Goal:
Count each line in which the word "JSON" appears. Reply with the total and nothing more.

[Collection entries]
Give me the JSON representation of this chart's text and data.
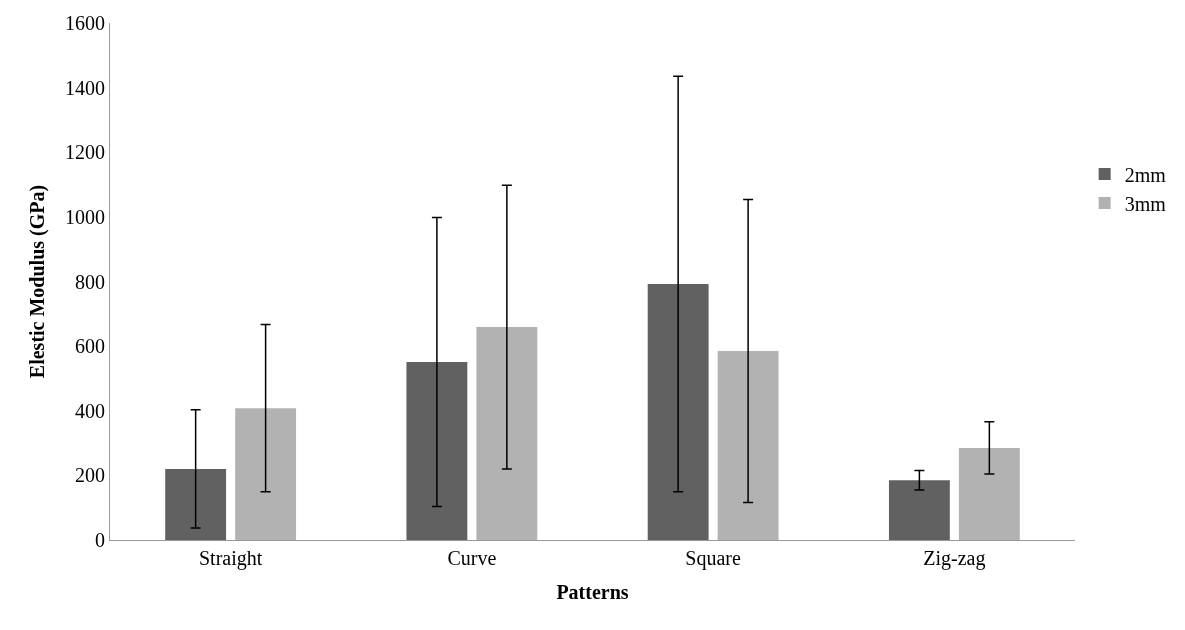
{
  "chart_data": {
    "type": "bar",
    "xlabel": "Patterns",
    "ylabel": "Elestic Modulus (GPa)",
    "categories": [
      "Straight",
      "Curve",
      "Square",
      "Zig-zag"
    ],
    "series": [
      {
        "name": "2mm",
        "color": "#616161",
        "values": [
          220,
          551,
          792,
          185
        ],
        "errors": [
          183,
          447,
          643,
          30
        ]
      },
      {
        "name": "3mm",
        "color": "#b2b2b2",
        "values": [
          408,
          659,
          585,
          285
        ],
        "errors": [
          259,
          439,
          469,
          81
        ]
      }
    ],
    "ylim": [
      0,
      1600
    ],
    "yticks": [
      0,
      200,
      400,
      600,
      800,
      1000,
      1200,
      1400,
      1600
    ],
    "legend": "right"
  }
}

---

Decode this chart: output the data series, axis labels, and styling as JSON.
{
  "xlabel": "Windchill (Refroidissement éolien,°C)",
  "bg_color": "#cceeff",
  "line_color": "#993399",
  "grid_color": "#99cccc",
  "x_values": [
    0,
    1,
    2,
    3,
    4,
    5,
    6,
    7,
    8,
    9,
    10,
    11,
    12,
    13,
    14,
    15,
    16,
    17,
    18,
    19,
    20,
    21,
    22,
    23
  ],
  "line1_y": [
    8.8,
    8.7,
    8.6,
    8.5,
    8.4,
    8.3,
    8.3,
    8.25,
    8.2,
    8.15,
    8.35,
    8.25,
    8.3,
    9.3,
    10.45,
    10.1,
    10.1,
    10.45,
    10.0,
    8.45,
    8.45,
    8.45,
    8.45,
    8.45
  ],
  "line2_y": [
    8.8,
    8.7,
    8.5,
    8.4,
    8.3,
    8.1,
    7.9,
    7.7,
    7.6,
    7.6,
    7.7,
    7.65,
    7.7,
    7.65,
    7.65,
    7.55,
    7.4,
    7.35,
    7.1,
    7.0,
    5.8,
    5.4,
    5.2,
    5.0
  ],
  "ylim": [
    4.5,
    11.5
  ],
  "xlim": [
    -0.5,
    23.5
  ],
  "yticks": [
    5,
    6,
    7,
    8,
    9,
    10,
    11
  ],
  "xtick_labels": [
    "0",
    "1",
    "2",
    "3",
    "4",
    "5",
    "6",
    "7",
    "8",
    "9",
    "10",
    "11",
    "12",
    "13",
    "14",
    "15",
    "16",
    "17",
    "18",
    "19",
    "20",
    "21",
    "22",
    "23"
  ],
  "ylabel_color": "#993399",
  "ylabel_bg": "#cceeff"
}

* * *

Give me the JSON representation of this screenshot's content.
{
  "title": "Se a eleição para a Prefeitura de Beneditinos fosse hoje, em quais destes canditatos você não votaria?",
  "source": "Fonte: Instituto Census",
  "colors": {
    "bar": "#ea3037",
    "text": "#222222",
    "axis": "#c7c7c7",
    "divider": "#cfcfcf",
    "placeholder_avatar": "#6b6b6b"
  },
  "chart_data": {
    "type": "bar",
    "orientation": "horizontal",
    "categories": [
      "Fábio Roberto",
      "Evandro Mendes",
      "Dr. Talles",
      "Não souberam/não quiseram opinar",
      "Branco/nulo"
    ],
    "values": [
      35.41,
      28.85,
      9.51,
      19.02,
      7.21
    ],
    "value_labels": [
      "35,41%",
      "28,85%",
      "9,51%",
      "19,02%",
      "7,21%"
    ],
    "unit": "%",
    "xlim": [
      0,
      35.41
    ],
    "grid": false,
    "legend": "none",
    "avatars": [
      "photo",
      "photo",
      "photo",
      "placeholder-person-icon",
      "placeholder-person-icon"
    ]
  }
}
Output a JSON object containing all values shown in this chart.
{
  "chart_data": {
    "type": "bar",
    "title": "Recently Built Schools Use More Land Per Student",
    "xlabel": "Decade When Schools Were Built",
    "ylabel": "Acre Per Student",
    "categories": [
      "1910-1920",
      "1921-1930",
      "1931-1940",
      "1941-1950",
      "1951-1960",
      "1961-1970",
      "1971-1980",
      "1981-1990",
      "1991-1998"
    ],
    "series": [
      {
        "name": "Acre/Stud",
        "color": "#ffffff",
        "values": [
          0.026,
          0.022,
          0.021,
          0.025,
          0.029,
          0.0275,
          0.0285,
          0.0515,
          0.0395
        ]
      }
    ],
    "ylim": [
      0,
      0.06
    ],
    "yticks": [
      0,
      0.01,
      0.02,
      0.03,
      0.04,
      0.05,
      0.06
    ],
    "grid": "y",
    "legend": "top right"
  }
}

Result for this task:
4